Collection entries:
[start]

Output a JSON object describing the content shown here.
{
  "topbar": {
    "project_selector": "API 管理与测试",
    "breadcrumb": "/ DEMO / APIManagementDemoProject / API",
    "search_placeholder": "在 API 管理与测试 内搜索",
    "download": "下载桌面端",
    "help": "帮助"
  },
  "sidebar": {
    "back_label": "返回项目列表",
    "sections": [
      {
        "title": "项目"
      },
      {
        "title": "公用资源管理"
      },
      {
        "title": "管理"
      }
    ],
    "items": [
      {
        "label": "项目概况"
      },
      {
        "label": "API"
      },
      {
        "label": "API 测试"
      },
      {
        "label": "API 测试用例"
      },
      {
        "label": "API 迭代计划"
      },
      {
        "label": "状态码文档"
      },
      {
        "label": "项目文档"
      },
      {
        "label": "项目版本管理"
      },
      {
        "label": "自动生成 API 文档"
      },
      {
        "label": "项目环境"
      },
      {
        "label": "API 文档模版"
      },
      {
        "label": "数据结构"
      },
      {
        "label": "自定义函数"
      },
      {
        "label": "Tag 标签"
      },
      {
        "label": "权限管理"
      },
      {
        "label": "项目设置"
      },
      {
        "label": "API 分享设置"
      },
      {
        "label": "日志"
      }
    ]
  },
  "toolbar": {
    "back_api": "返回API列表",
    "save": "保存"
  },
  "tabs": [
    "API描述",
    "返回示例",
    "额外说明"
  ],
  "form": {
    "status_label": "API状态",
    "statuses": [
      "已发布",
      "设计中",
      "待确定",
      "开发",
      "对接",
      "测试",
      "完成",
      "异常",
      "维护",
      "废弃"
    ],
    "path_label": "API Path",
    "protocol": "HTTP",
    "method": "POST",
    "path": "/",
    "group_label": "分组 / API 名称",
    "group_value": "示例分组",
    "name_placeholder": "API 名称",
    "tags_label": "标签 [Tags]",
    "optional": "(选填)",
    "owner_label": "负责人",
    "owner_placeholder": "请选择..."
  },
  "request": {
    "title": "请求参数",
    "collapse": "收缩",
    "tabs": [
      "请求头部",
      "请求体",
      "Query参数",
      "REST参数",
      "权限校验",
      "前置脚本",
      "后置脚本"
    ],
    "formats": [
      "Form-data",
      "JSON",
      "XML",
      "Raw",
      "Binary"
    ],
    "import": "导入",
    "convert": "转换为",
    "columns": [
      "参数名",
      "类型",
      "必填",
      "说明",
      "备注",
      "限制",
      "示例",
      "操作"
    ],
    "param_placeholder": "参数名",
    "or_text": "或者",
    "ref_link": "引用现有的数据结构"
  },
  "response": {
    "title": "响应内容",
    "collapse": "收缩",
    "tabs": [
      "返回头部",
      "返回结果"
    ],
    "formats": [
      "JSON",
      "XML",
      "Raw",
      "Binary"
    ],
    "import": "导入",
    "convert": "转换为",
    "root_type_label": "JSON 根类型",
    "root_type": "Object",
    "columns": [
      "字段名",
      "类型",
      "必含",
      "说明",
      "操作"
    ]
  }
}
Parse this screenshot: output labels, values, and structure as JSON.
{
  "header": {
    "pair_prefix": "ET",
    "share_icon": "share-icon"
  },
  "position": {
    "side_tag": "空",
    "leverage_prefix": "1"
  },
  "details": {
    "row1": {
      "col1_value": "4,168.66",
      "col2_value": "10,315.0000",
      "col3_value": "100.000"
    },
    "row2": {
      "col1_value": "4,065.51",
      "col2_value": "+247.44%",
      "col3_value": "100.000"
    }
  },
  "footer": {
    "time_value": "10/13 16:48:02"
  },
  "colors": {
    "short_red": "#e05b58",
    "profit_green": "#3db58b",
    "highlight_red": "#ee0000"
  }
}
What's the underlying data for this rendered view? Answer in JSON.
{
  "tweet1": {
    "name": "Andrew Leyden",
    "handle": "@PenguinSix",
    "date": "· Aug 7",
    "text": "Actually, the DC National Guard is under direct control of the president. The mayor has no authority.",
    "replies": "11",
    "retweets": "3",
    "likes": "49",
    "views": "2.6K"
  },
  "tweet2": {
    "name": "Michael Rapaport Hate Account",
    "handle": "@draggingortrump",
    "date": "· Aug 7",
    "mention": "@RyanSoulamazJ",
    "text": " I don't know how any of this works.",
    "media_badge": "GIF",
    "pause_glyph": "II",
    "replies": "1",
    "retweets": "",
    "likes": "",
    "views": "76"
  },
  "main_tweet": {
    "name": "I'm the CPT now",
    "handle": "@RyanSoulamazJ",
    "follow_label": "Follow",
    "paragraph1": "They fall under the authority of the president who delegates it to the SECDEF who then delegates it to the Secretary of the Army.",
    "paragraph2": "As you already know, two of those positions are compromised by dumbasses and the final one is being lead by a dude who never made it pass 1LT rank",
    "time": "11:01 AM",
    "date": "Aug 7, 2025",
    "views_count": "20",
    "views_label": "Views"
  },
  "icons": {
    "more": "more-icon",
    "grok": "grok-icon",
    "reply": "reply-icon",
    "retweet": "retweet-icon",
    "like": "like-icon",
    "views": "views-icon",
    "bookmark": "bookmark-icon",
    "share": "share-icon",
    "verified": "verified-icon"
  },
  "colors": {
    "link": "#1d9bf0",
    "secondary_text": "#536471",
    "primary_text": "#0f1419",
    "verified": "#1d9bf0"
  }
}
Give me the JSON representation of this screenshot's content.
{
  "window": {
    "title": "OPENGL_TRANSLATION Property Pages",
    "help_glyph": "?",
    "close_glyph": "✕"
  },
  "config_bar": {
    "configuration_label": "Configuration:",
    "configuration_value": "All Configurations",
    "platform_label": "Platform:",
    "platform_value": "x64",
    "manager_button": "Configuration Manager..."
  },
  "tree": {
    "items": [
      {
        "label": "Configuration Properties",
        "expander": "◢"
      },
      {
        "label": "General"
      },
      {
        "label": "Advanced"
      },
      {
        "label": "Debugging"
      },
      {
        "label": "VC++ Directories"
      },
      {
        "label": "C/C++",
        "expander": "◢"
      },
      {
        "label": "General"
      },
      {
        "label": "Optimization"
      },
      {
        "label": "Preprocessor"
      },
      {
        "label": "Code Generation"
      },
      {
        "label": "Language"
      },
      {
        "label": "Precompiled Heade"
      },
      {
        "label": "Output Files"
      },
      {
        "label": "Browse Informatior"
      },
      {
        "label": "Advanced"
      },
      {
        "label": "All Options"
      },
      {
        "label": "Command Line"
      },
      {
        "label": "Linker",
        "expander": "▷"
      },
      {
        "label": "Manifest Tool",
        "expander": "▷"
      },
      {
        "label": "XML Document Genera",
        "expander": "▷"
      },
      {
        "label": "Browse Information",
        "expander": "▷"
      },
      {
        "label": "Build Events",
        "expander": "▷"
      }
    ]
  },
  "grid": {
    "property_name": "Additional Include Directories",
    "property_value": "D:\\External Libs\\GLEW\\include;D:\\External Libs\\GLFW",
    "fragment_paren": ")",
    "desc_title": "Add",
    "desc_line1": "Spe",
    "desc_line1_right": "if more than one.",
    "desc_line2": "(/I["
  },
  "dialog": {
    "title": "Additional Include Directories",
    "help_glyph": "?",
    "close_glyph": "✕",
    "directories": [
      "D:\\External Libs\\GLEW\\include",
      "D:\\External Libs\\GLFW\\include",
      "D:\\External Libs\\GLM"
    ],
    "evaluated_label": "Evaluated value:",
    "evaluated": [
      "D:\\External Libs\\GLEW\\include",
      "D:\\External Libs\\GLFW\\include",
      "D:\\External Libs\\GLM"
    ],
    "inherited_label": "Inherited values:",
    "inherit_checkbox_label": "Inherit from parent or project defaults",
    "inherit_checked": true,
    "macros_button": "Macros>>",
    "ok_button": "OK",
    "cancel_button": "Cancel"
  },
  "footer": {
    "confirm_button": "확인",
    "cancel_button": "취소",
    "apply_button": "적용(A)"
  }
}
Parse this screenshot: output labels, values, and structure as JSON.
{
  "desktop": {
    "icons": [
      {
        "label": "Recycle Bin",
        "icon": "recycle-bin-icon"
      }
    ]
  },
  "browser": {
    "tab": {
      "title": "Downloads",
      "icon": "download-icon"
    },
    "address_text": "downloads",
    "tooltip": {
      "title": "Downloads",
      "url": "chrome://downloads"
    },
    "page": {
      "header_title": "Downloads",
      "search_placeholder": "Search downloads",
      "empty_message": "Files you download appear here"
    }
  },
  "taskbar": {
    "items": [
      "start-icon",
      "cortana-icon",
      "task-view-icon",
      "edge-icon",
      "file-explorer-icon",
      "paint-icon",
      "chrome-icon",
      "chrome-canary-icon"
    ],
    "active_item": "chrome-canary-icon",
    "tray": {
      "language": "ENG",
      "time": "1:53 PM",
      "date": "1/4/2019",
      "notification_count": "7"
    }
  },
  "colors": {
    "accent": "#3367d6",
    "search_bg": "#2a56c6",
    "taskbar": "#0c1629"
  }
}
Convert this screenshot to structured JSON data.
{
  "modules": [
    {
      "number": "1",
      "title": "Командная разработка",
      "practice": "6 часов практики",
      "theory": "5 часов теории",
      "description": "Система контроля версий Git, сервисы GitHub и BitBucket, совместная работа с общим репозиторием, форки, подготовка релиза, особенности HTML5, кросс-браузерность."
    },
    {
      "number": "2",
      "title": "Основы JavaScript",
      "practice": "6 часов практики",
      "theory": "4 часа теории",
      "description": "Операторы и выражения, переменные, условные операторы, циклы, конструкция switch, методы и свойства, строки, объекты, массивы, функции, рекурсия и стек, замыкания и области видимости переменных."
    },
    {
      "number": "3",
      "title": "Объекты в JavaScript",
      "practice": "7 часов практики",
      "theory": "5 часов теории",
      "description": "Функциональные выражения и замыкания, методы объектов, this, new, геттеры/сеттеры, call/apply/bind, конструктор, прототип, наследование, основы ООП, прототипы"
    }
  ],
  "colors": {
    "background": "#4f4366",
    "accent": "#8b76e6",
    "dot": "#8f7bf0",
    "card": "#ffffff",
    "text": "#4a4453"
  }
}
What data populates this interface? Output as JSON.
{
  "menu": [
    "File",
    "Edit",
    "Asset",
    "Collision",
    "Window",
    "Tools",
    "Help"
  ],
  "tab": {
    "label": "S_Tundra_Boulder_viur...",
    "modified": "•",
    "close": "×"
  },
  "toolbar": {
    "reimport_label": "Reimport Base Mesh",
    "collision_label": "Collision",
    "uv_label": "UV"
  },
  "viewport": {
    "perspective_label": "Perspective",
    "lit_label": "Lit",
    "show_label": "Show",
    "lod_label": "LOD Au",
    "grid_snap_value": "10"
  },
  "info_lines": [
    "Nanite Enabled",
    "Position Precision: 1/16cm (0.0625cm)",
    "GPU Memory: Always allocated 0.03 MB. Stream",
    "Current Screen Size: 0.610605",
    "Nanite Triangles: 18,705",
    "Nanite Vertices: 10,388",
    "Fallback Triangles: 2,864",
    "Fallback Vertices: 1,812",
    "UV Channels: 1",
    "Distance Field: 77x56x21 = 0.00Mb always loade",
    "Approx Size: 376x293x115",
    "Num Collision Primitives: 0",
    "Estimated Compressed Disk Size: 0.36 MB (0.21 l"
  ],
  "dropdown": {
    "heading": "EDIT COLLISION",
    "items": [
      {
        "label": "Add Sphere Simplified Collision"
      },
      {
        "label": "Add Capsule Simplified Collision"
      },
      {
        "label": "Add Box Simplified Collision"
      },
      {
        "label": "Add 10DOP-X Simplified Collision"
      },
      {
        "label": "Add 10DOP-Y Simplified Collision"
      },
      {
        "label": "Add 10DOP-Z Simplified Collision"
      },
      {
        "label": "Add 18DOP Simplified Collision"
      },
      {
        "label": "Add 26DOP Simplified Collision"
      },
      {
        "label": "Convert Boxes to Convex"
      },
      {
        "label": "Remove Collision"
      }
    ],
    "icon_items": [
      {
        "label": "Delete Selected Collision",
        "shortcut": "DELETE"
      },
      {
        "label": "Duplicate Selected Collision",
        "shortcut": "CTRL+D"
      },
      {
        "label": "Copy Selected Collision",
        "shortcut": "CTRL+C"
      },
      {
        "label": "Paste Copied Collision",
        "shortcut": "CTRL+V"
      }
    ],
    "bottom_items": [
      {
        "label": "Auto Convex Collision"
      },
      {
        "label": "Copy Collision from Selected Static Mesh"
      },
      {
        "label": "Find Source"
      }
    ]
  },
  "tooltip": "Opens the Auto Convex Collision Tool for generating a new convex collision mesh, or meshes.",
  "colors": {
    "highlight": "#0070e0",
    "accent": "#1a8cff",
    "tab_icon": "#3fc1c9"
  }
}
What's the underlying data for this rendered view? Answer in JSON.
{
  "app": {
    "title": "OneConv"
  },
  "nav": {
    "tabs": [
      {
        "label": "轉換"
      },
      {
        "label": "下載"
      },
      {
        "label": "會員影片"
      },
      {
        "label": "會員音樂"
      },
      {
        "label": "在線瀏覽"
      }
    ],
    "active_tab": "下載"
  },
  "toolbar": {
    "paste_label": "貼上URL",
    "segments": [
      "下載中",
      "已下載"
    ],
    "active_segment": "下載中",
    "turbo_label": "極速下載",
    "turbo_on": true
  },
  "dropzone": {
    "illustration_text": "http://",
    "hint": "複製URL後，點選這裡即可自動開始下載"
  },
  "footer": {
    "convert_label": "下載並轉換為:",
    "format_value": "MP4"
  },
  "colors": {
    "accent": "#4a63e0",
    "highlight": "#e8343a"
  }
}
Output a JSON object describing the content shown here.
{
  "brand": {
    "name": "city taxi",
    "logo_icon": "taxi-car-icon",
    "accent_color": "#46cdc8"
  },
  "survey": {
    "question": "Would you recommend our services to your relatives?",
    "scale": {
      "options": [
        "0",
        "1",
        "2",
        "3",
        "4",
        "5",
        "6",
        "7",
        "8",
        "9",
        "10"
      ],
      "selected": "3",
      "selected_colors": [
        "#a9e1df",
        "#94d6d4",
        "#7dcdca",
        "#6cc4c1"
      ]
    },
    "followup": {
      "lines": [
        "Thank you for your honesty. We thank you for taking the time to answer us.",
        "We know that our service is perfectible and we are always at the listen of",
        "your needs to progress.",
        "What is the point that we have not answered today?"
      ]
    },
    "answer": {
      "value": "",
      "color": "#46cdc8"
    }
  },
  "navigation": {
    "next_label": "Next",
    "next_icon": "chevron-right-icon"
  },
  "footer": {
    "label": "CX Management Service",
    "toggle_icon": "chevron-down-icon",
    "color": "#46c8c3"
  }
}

[end]

• Written problem: Among the entries above, how many lines hold the string "shortcut"? Give the number by itself.

• Finished answer: 4